> TASK TO CARRY OUT
Using the entries that follow, collect the lines where the word "piles" appears.

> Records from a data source
+ + + + + + +

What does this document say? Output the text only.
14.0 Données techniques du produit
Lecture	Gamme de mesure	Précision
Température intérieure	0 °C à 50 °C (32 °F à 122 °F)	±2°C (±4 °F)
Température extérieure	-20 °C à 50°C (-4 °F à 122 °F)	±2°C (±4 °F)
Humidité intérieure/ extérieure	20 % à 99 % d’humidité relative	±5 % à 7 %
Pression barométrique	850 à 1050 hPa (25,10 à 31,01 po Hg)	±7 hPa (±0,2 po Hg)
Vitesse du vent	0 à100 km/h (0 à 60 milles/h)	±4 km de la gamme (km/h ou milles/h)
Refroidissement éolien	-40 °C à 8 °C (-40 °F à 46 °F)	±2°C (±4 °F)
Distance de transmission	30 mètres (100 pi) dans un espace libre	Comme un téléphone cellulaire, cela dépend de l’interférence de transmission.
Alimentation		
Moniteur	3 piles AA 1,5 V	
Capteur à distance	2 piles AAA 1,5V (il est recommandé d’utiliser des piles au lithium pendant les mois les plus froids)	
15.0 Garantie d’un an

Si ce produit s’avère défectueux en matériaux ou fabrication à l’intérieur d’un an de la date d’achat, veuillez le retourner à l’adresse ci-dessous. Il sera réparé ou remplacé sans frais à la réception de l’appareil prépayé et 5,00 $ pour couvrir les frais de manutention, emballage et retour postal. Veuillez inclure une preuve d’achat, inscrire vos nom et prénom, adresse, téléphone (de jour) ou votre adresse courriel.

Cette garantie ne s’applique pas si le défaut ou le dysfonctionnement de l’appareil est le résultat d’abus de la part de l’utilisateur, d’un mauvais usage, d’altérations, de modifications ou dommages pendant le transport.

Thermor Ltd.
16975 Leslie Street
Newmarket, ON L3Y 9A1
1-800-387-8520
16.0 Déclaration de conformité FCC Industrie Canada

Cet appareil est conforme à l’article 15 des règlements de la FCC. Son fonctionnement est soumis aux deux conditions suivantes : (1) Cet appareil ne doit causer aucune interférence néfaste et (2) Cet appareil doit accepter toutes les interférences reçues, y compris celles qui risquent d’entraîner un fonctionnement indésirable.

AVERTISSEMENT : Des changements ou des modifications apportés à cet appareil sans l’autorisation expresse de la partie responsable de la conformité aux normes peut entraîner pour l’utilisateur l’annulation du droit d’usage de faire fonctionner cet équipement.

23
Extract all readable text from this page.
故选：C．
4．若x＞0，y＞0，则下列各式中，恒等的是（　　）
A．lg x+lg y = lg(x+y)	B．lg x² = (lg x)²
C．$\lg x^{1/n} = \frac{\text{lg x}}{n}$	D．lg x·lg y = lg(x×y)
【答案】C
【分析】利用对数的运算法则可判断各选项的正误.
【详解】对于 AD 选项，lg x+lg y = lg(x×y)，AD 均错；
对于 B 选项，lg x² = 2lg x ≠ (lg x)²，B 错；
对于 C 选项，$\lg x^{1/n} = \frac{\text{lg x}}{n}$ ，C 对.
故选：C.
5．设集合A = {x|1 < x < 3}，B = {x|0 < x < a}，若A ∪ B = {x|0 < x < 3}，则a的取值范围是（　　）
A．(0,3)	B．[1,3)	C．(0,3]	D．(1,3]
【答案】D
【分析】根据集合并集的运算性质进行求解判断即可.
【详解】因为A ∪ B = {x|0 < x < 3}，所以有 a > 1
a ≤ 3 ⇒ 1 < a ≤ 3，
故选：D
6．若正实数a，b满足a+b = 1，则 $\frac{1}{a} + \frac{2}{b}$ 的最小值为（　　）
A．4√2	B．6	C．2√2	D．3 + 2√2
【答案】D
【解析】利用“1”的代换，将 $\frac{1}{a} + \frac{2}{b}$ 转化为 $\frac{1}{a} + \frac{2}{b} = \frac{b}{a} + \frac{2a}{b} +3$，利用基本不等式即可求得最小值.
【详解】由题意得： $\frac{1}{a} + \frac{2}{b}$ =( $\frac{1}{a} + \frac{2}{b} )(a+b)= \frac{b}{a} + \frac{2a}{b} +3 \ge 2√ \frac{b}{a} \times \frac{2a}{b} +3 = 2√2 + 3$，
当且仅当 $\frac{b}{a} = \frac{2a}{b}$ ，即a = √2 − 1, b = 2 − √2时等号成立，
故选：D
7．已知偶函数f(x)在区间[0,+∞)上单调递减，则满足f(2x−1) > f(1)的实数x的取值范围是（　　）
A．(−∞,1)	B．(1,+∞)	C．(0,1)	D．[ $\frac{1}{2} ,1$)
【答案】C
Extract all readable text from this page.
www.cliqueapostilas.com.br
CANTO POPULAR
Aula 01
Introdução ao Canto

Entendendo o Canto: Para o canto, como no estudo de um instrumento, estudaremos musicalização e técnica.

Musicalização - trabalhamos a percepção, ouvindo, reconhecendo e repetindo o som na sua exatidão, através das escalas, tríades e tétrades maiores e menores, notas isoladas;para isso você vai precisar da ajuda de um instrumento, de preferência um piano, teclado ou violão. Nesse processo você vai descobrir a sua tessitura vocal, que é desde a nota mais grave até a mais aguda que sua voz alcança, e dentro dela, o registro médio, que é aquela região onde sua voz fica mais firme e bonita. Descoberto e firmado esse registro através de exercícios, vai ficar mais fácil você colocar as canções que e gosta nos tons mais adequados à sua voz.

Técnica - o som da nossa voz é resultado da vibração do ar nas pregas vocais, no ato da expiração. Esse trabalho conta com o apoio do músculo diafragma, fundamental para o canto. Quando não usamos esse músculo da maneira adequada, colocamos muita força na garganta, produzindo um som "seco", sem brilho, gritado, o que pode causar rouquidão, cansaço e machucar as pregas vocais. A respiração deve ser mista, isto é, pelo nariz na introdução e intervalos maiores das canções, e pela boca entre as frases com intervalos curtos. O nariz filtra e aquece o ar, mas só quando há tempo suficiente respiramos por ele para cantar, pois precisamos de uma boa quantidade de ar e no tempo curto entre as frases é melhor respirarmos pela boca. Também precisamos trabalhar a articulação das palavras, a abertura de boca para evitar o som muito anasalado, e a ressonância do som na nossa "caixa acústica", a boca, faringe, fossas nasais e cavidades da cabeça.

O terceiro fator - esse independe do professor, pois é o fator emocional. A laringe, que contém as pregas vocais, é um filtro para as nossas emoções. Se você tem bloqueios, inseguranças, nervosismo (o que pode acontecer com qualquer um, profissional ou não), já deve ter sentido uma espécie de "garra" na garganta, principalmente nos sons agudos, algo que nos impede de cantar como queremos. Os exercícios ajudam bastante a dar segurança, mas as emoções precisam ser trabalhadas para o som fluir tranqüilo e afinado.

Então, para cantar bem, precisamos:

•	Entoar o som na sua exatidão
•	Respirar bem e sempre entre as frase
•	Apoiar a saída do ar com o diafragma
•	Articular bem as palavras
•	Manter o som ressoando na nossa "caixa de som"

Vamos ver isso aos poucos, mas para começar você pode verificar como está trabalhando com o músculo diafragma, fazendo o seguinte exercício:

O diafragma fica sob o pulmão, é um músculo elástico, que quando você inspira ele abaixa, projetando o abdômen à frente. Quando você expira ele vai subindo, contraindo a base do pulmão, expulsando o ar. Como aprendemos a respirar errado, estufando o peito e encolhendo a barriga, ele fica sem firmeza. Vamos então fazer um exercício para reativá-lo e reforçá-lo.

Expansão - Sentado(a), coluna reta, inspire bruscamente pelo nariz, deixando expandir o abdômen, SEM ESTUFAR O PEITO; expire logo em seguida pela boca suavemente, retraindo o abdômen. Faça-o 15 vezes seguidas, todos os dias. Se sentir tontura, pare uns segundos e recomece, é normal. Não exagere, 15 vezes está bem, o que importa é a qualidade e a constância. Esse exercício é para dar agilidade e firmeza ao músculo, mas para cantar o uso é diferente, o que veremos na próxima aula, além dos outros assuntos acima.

+ + + + + + +

> TASK OUTPUT
Moniteur	3 piles AA 1,5 V	
Capteur à distance	2 piles AAA 1,5V (il est recommandé d’utiliser des piles au lithium pendant les mois les plus froids)	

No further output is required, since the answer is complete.